::: DATA EXCERPTS :::

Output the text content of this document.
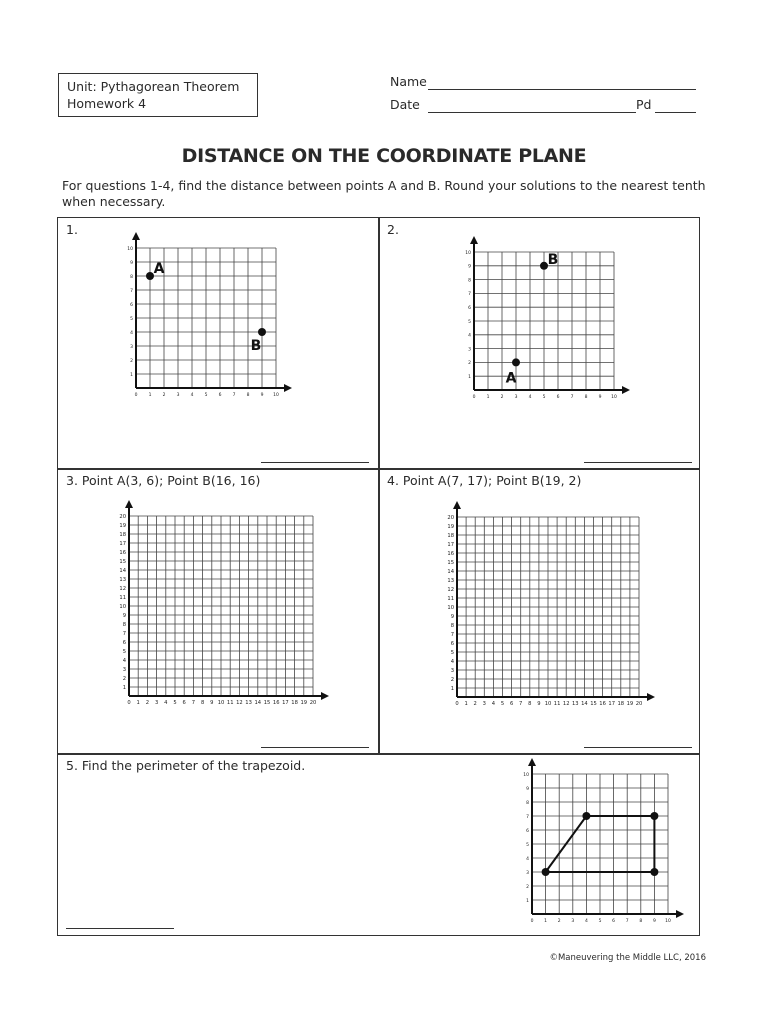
Unit: Pythagorean Theorem
Homework 4
Name
Date	Pd
DISTANCE ON THE COORDINATE PLANE
For questions 1-4, find the distance between points A and B. Round your solutions to the nearest tenth when necessary.
1.	2.
3. Point A(3, 6); Point B(16, 16)	4. Point A(7, 17); Point B(19, 2)
5. Find the perimeter of the trapezoid.
0 1
1
2
2
3
3
4
4
5
5
6
6
7
7
8
8
9
9
10
10
A
B
0 1
1
2
2
3
3
4
4
5
5
6
6
7
7
8
8
9
9
10
10
A
B
0 1
1
2
2
3
3
4
4
5
5
6
6
7
7
8
8
9
9
10
10
11
11
12
12
13
13
14
14
15
15
16
16
17
17
18
18
19
19
20
20
0 1
1
2
2
3
3
4
4
5
5
6
6
7
7
8
8
9
9
10
10
11
11
12
12
13
13
14
14
15
15
16
16
17
17
18
18
19
19
20
20
0 1
1
2
2
3
3
4
4
5
5
6
6
7
7
8
8
9
9
10
10
©Maneuvering the Middle LLC, 2016
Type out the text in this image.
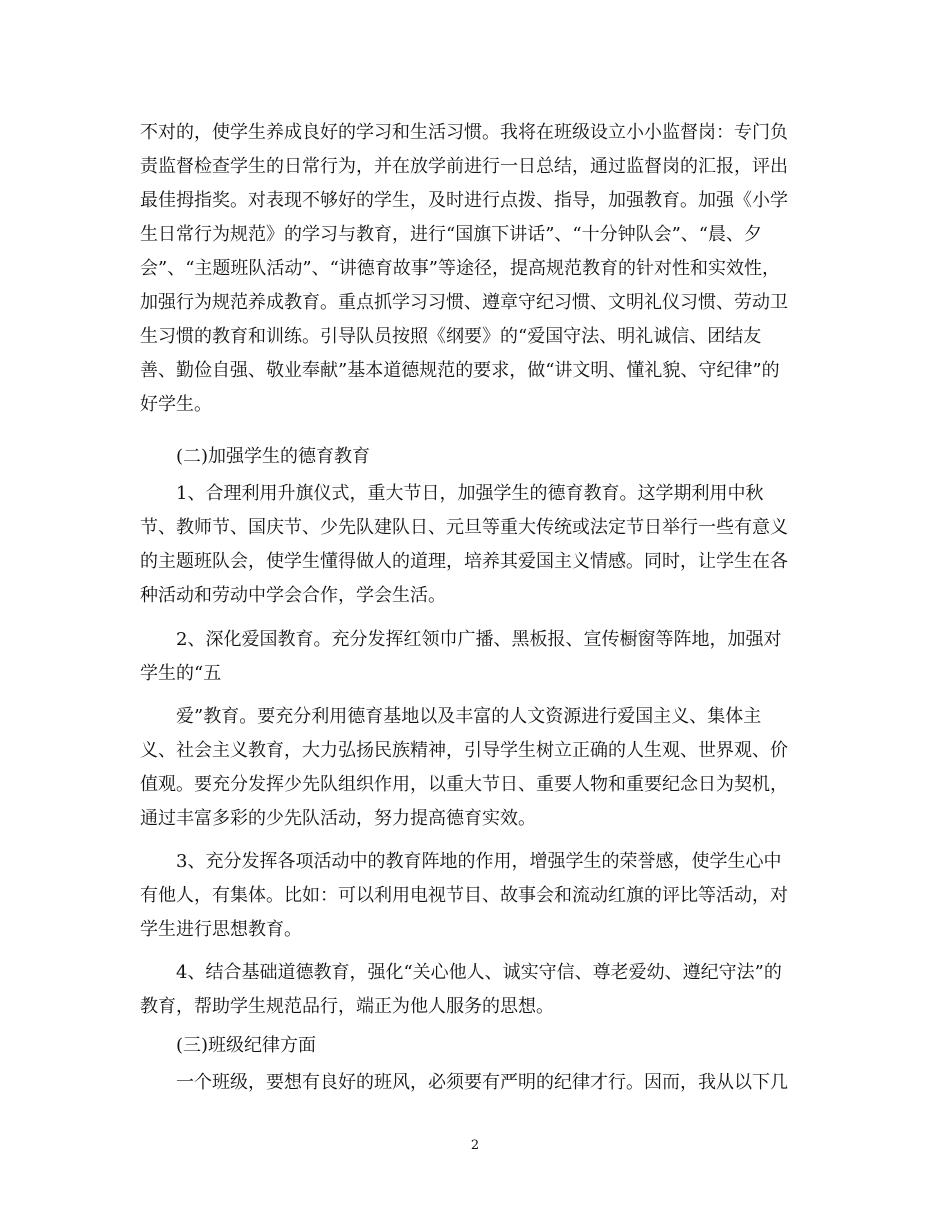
不对的，使学生养成良好的学习和生活习惯。我将在班级设立小小监督岗：专门负
责监督检查学生的日常行为，并在放学前进行一日总结，通过监督岗的汇报，评出
最佳拇指奖。对表现不够好的学生，及时进行点拨、指导，加强教育。加强《小学
生日常行为规范》的学习与教育，进行“国旗下讲话”、“十分钟队会”、“晨、夕
会”、“主题班队活动”、“讲德育故事”等途径，提高规范教育的针对性和实效性，
加强行为规范养成教育。重点抓学习习惯、遵章守纪习惯、文明礼仪习惯、劳动卫
生习惯的教育和训练。引导队员按照《纲要》的“爱国守法、明礼诚信、团结友
善、勤俭自强、敬业奉献”基本道德规范的要求，做“讲文明、懂礼貌、守纪律”的
好学生。
(二)加强学生的德育教育
1、合理利用升旗仪式，重大节日，加强学生的德育教育。这学期利用中秋
节、教师节、国庆节、少先队建队日、元旦等重大传统或法定节日举行一些有意义
的主题班队会，使学生懂得做人的道理，培养其爱国主义情感。同时，让学生在各
种活动和劳动中学会合作，学会生活。
2、深化爱国教育。充分发挥红领巾广播、黑板报、宣传橱窗等阵地，加强对
学生的“五
爱”教育。要充分利用德育基地以及丰富的人文资源进行爱国主义、集体主
义、社会主义教育，大力弘扬民族精神，引导学生树立正确的人生观、世界观、价
值观。要充分发挥少先队组织作用，以重大节日、重要人物和重要纪念日为契机，
通过丰富多彩的少先队活动，努力提高德育实效。
3、充分发挥各项活动中的教育阵地的作用，增强学生的荣誉感，使学生心中
有他人，有集体。比如：可以利用电视节目、故事会和流动红旗的评比等活动，对
学生进行思想教育。
4、结合基础道德教育，强化“关心他人、诚实守信、尊老爱幼、遵纪守法”的
教育，帮助学生规范品行，端正为他人服务的思想。
(三)班级纪律方面
一个班级，要想有良好的班风，必须要有严明的纪律才行。因而，我从以下几
2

:::

GIVEN REQUEST
Extract all lines that hold the word "text".

SOLVED EXERCISE
Output the text content of this document.
Type out the text in this image.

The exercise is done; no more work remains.